[Stored data entries]
+ + +

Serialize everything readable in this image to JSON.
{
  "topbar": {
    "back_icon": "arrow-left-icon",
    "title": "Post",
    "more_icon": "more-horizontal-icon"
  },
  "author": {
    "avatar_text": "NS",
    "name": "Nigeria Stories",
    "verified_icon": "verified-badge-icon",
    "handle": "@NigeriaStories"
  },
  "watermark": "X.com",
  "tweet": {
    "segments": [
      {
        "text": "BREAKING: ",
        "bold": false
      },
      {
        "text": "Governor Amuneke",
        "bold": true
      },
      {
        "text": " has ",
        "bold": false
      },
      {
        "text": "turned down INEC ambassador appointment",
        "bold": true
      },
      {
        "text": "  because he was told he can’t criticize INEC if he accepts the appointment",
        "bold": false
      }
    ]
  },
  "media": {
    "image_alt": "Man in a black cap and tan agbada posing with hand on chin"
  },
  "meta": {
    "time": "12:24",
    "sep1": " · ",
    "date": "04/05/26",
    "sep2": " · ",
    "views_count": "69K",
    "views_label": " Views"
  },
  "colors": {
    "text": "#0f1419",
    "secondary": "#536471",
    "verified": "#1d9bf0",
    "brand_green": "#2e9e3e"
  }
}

+ + +

EXERCISE PROMPT: Output all records verbatim.

COMPLETE RESPONSE:
Serialize everything readable in this image to JSON.
{
  "topbar": {
    "back_icon": "arrow-left-icon",
    "title": "Post",
    "more_icon": "more-horizontal-icon"
  },
  "author": {
    "avatar_text": "NS",
    "name": "Nigeria Stories",
    "verified_icon": "verified-badge-icon",
    "handle": "@NigeriaStories"
  },
  "watermark": "X.com",
  "tweet": {
    "segments": [
      {
        "text": "BREAKING: ",
        "bold": false
      },
      {
        "text": "Governor Amuneke",
        "bold": true
      },
      {
        "text": " has ",
        "bold": false
      },
      {
        "text": "turned down INEC ambassador appointment",
        "bold": true
      },
      {
        "text": "  because he was told he can’t criticize INEC if he accepts the appointment",
        "bold": false
      }
    ]
  },
  "media": {
    "image_alt": "Man in a black cap and tan agbada posing with hand on chin"
  },
  "meta": {
    "time": "12:24",
    "sep1": " · ",
    "date": "04/05/26",
    "sep2": " · ",
    "views_count": "69K",
    "views_label": " Views"
  },
  "colors": {
    "text": "#0f1419",
    "secondary": "#536471",
    "verified": "#1d9bf0",
    "brand_green": "#2e9e3e"
  }
}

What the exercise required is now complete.